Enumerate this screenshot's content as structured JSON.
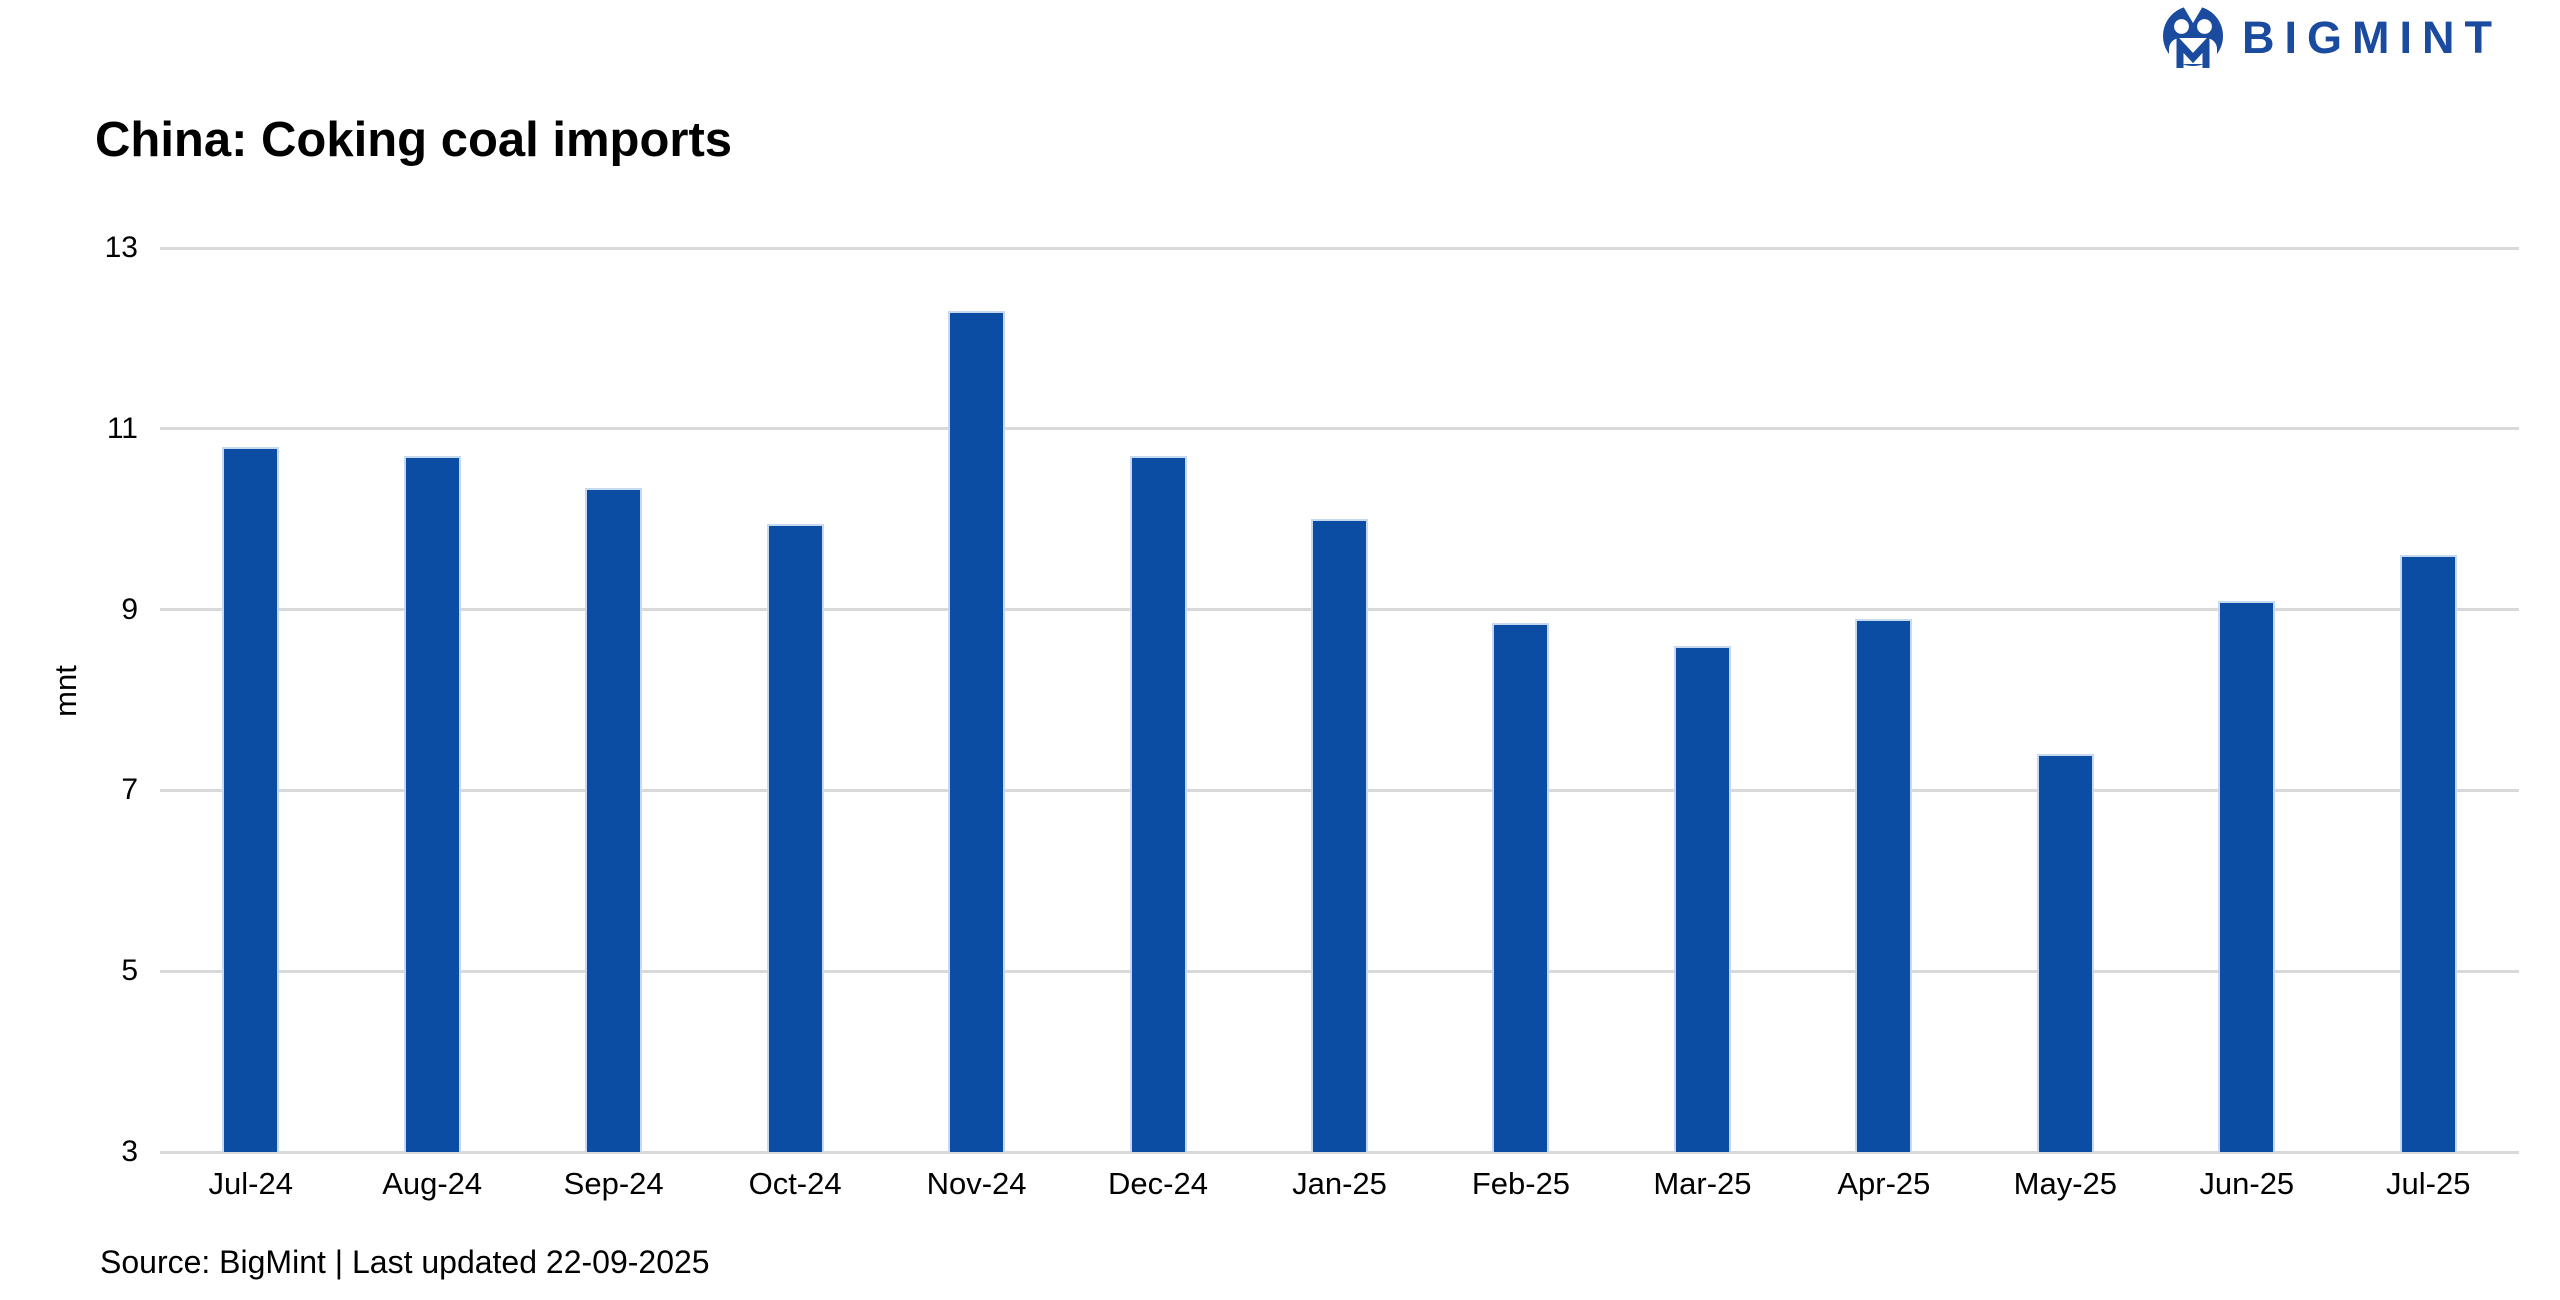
{
  "logo": {
    "text": "BIGMINT",
    "color": "#1a4b9e",
    "icon": "bigmint-owl-icon"
  },
  "footer": {
    "source": "Source: BigMint | Last updated 22-09-2025"
  },
  "chart_data": {
    "type": "bar",
    "title": "China: Coking coal imports",
    "xlabel": "",
    "ylabel": "mnt",
    "categories": [
      "Jul-24",
      "Aug-24",
      "Sep-24",
      "Oct-24",
      "Nov-24",
      "Dec-24",
      "Jan-25",
      "Feb-25",
      "Mar-25",
      "Apr-25",
      "May-25",
      "Jun-25",
      "Jul-25"
    ],
    "values": [
      10.8,
      10.7,
      10.35,
      9.95,
      12.3,
      10.7,
      10.0,
      8.85,
      8.6,
      8.9,
      7.4,
      9.1,
      9.6
    ],
    "ylim": [
      3,
      13
    ],
    "yticks": [
      3,
      5,
      7,
      9,
      11,
      13
    ],
    "grid": "horizontal",
    "gridline_color": "#d9d9d9",
    "bar_color": "#0b4da2",
    "legend": "none"
  }
}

═══

Every line is to be duplicated exactly, though pictures stay out.

Enumerate this screenshot's content as structured JSON.
{
  "logo": {
    "text": "BIGMINT",
    "color": "#1a4b9e",
    "icon": "bigmint-owl-icon"
  },
  "footer": {
    "source": "Source: BigMint | Last updated 22-09-2025"
  },
  "chart_data": {
    "type": "bar",
    "title": "China: Coking coal imports",
    "xlabel": "",
    "ylabel": "mnt",
    "categories": [
      "Jul-24",
      "Aug-24",
      "Sep-24",
      "Oct-24",
      "Nov-24",
      "Dec-24",
      "Jan-25",
      "Feb-25",
      "Mar-25",
      "Apr-25",
      "May-25",
      "Jun-25",
      "Jul-25"
    ],
    "values": [
      10.8,
      10.7,
      10.35,
      9.95,
      12.3,
      10.7,
      10.0,
      8.85,
      8.6,
      8.9,
      7.4,
      9.1,
      9.6
    ],
    "ylim": [
      3,
      13
    ],
    "yticks": [
      3,
      5,
      7,
      9,
      11,
      13
    ],
    "grid": "horizontal",
    "gridline_color": "#d9d9d9",
    "bar_color": "#0b4da2",
    "legend": "none"
  }
}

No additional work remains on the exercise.